** Start Material **

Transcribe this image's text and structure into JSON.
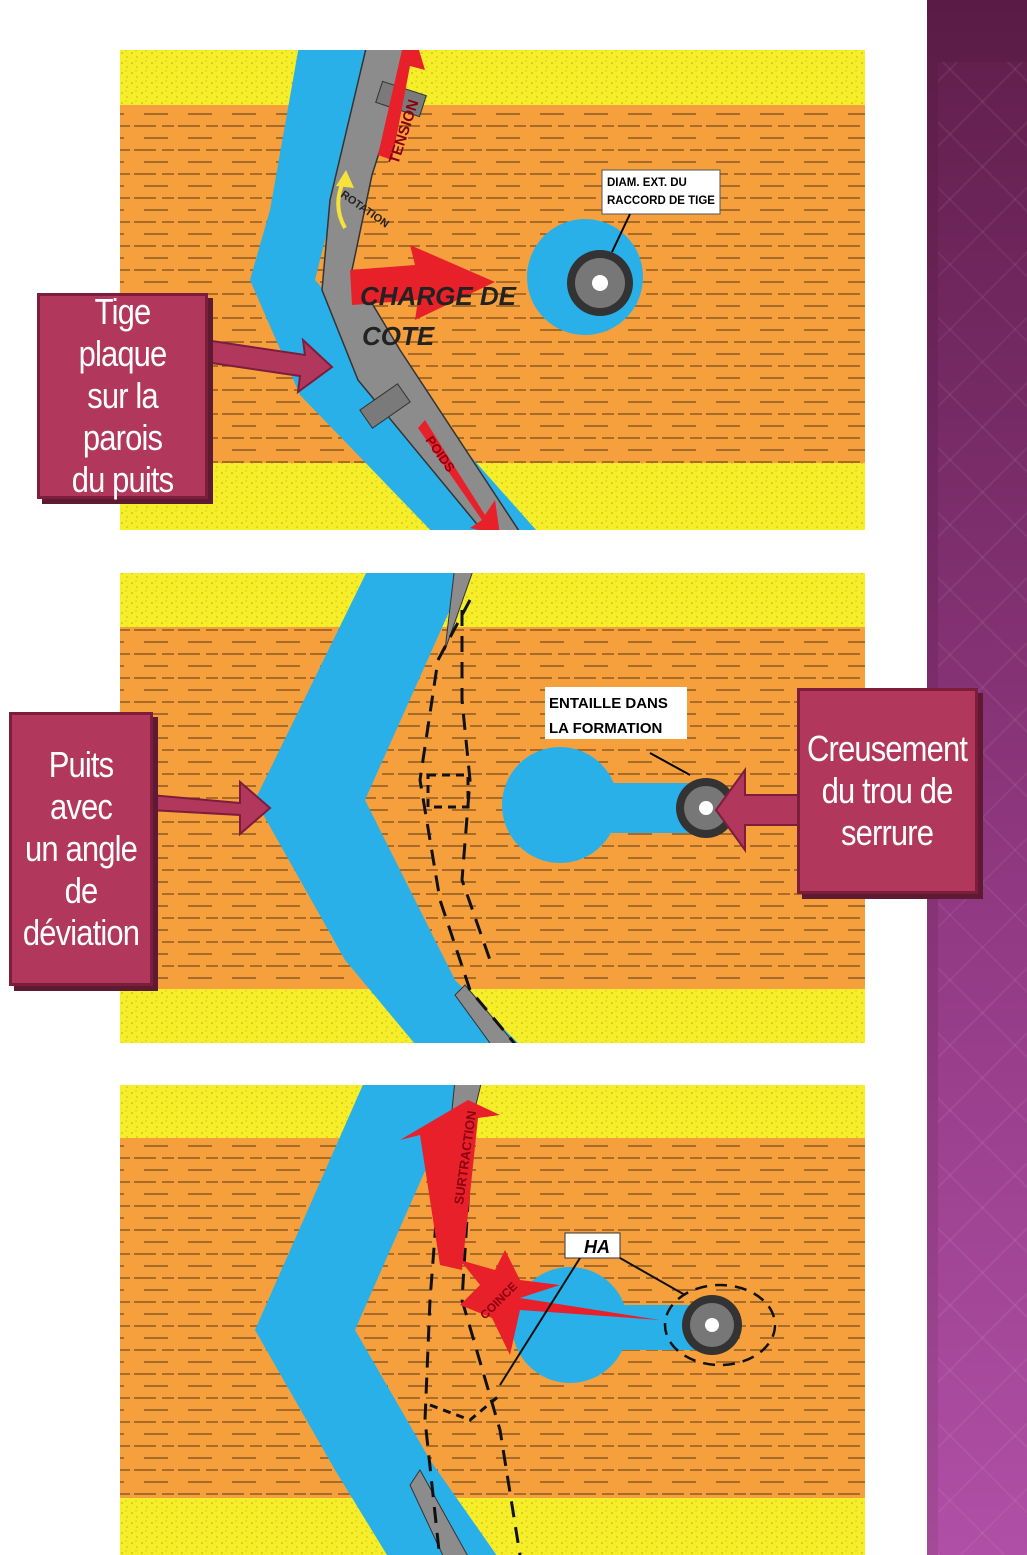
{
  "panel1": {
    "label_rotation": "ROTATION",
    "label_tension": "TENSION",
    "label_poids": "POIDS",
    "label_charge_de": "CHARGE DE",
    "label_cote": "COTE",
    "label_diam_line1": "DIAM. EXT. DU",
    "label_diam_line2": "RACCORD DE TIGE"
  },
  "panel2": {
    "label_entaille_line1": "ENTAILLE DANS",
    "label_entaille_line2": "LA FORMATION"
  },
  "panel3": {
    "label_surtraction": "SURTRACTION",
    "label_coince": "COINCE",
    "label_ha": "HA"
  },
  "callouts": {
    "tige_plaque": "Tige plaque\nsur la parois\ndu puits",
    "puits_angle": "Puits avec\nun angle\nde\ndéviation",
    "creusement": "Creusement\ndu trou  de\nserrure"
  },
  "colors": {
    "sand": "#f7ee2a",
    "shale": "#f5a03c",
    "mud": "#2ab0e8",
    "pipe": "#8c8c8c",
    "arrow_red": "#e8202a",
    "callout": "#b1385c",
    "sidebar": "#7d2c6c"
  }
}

** End Material **

▶ [What is being asked]: All of the lines above should be retyped precisely, apart from the pictures.

▶ [Solution to the problem]:
Transcribe this image's text and structure into JSON.
{
  "panel1": {
    "label_rotation": "ROTATION",
    "label_tension": "TENSION",
    "label_poids": "POIDS",
    "label_charge_de": "CHARGE DE",
    "label_cote": "COTE",
    "label_diam_line1": "DIAM. EXT. DU",
    "label_diam_line2": "RACCORD DE TIGE"
  },
  "panel2": {
    "label_entaille_line1": "ENTAILLE DANS",
    "label_entaille_line2": "LA FORMATION"
  },
  "panel3": {
    "label_surtraction": "SURTRACTION",
    "label_coince": "COINCE",
    "label_ha": "HA"
  },
  "callouts": {
    "tige_plaque": "Tige plaque\nsur la parois\ndu puits",
    "puits_angle": "Puits avec\nun angle\nde\ndéviation",
    "creusement": "Creusement\ndu trou  de\nserrure"
  },
  "colors": {
    "sand": "#f7ee2a",
    "shale": "#f5a03c",
    "mud": "#2ab0e8",
    "pipe": "#8c8c8c",
    "arrow_red": "#e8202a",
    "callout": "#b1385c",
    "sidebar": "#7d2c6c"
  }
}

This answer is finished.